**Brief**
Pick every line from the data that holds the word "values".
____ Input for this task
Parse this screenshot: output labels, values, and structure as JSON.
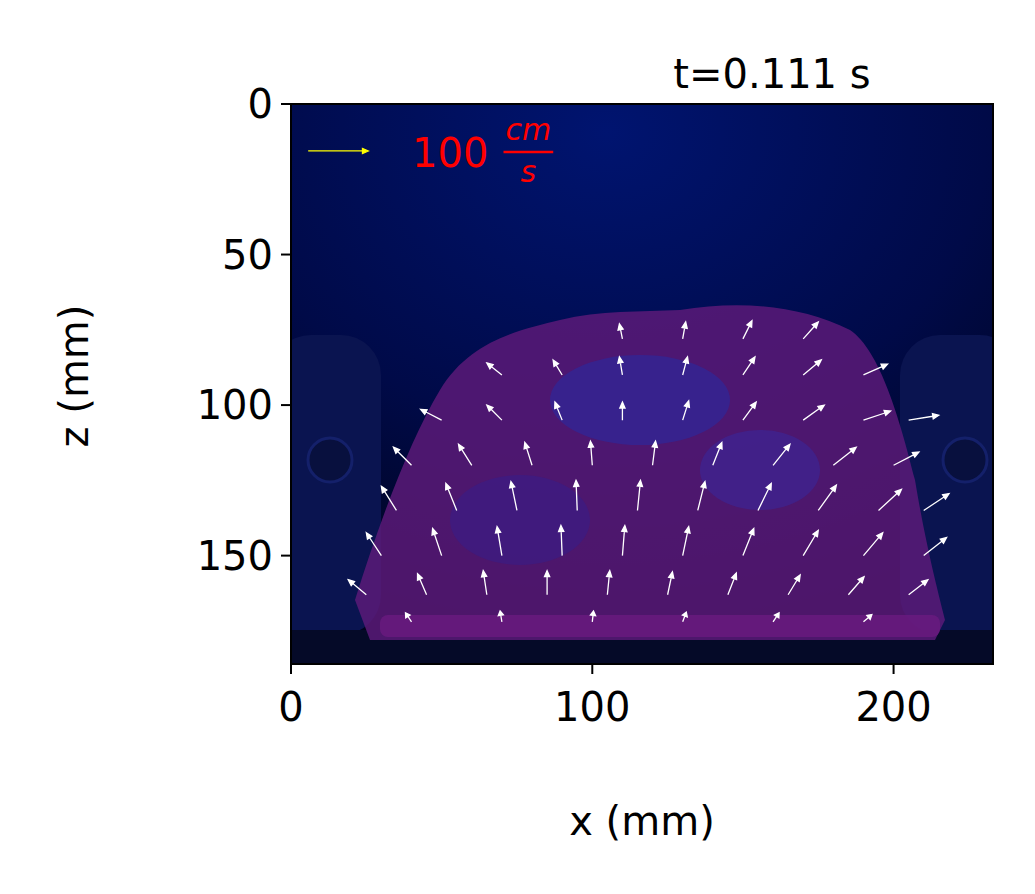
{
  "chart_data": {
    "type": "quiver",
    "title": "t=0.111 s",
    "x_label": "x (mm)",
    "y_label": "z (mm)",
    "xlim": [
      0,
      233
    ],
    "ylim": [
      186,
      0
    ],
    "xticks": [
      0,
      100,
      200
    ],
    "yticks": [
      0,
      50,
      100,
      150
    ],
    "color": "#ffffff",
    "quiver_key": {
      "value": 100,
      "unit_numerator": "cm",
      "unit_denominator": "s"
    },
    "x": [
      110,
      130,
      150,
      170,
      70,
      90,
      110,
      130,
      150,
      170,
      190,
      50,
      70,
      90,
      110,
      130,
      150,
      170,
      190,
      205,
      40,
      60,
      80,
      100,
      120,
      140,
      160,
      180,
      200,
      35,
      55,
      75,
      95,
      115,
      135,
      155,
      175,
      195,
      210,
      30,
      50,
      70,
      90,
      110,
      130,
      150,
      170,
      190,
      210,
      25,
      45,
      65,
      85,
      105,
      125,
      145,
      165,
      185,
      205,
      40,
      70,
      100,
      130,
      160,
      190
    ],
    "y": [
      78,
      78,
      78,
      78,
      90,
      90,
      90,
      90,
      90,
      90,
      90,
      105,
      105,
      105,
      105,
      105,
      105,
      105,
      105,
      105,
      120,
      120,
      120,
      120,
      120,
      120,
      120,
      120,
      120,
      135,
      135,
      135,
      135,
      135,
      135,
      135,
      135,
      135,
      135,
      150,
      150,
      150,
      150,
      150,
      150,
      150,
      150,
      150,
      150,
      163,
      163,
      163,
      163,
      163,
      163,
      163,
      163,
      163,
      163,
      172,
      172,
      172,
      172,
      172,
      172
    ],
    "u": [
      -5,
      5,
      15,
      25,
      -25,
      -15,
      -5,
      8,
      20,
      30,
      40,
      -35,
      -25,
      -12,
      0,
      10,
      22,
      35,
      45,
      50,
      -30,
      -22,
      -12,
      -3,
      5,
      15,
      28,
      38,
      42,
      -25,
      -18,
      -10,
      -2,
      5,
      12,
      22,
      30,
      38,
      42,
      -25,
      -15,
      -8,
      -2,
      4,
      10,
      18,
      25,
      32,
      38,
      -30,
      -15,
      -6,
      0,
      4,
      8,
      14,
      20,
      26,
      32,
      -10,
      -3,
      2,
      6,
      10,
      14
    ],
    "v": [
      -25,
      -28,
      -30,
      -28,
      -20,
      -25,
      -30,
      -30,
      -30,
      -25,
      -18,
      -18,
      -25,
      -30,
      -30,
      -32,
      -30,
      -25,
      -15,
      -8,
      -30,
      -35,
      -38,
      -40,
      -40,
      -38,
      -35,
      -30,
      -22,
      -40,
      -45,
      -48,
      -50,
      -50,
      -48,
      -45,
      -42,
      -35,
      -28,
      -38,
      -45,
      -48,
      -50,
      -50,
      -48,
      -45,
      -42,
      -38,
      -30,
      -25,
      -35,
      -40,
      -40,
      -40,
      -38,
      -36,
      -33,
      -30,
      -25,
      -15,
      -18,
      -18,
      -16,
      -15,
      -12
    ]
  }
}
________
____ Input for this task
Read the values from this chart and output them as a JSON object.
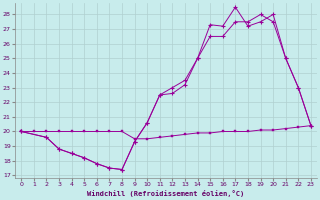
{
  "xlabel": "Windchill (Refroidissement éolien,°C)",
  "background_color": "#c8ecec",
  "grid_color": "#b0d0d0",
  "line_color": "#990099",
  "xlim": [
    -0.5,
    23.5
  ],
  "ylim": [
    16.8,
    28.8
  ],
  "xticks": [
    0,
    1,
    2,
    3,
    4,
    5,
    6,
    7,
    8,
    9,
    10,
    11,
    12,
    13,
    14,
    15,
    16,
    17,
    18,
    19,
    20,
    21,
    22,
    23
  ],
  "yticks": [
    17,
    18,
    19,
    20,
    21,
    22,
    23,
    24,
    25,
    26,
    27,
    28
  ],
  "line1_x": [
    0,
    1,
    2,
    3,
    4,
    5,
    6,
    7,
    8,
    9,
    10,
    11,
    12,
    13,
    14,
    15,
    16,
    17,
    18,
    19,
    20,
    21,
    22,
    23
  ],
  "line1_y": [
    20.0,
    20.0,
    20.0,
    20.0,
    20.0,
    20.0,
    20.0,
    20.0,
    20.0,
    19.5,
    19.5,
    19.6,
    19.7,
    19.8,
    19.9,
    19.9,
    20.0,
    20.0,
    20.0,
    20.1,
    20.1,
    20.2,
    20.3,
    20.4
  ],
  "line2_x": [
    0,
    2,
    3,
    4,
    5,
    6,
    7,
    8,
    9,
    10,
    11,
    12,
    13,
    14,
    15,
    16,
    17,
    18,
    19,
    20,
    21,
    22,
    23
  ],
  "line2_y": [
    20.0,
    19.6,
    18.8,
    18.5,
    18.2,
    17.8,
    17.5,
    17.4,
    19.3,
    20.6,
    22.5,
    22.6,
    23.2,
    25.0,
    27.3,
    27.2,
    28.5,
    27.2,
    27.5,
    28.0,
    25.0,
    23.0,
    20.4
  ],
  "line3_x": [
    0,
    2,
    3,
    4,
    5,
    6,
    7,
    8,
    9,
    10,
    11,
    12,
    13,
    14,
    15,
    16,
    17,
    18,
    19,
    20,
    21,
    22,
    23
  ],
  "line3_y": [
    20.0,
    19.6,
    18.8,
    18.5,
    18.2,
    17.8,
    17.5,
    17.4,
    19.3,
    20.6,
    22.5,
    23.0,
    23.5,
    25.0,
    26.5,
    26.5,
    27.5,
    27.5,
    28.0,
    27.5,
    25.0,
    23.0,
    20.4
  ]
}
________
**Complete output**
Parse this screenshot: output labels, values, and structure as JSON.
Read the values from this chart and output them as a JSON object.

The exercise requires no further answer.